:: Task input ::
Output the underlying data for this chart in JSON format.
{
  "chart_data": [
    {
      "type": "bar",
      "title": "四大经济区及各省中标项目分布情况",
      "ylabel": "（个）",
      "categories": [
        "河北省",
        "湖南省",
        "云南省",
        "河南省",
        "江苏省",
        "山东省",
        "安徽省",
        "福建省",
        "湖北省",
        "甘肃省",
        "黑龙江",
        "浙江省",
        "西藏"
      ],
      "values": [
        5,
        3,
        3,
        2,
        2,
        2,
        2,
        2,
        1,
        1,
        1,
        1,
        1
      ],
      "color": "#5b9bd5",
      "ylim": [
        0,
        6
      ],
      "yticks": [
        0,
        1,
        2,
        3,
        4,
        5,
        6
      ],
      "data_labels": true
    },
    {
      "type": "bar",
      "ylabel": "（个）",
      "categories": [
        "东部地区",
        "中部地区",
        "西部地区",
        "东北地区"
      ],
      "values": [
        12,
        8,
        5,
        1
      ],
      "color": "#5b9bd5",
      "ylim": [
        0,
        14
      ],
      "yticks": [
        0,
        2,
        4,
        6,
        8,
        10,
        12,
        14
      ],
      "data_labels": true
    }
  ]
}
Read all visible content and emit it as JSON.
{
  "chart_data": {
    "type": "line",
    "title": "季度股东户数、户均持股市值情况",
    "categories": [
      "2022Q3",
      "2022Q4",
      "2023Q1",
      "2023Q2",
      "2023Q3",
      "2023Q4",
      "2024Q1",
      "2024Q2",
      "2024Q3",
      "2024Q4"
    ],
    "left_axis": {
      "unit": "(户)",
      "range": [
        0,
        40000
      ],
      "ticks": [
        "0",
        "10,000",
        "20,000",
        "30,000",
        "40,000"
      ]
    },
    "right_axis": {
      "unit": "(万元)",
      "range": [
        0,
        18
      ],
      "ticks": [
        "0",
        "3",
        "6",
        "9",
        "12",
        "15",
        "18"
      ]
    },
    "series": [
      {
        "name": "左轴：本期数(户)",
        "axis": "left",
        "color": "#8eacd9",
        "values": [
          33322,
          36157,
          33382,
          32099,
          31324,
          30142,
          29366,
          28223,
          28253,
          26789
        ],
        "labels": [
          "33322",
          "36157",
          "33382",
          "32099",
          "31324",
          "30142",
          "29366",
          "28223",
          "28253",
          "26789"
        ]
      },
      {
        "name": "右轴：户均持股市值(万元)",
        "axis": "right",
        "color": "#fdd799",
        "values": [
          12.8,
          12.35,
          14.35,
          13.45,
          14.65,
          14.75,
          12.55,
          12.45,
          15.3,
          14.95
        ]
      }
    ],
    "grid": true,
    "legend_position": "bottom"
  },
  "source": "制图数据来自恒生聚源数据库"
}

:: Written instruction ::
Repeat the data exactly. Leave nothing out.

:: Result for this exercise ::
Output the underlying data for this chart in JSON format.
{
  "chart_data": [
    {
      "type": "bar",
      "title": "四大经济区及各省中标项目分布情况",
      "ylabel": "（个）",
      "categories": [
        "河北省",
        "湖南省",
        "云南省",
        "河南省",
        "江苏省",
        "山东省",
        "安徽省",
        "福建省",
        "湖北省",
        "甘肃省",
        "黑龙江",
        "浙江省",
        "西藏"
      ],
      "values": [
        5,
        3,
        3,
        2,
        2,
        2,
        2,
        2,
        1,
        1,
        1,
        1,
        1
      ],
      "color": "#5b9bd5",
      "ylim": [
        0,
        6
      ],
      "yticks": [
        0,
        1,
        2,
        3,
        4,
        5,
        6
      ],
      "data_labels": true
    },
    {
      "type": "bar",
      "ylabel": "（个）",
      "categories": [
        "东部地区",
        "中部地区",
        "西部地区",
        "东北地区"
      ],
      "values": [
        12,
        8,
        5,
        1
      ],
      "color": "#5b9bd5",
      "ylim": [
        0,
        14
      ],
      "yticks": [
        0,
        2,
        4,
        6,
        8,
        10,
        12,
        14
      ],
      "data_labels": true
    }
  ]
}
Read all visible content and emit it as JSON.
{
  "chart_data": {
    "type": "line",
    "title": "季度股东户数、户均持股市值情况",
    "categories": [
      "2022Q3",
      "2022Q4",
      "2023Q1",
      "2023Q2",
      "2023Q3",
      "2023Q4",
      "2024Q1",
      "2024Q2",
      "2024Q3",
      "2024Q4"
    ],
    "left_axis": {
      "unit": "(户)",
      "range": [
        0,
        40000
      ],
      "ticks": [
        "0",
        "10,000",
        "20,000",
        "30,000",
        "40,000"
      ]
    },
    "right_axis": {
      "unit": "(万元)",
      "range": [
        0,
        18
      ],
      "ticks": [
        "0",
        "3",
        "6",
        "9",
        "12",
        "15",
        "18"
      ]
    },
    "series": [
      {
        "name": "左轴：本期数(户)",
        "axis": "left",
        "color": "#8eacd9",
        "values": [
          33322,
          36157,
          33382,
          32099,
          31324,
          30142,
          29366,
          28223,
          28253,
          26789
        ],
        "labels": [
          "33322",
          "36157",
          "33382",
          "32099",
          "31324",
          "30142",
          "29366",
          "28223",
          "28253",
          "26789"
        ]
      },
      {
        "name": "右轴：户均持股市值(万元)",
        "axis": "right",
        "color": "#fdd799",
        "values": [
          12.8,
          12.35,
          14.35,
          13.45,
          14.65,
          14.75,
          12.55,
          12.45,
          15.3,
          14.95
        ]
      }
    ],
    "grid": true,
    "legend_position": "bottom"
  },
  "source": "制图数据来自恒生聚源数据库"
}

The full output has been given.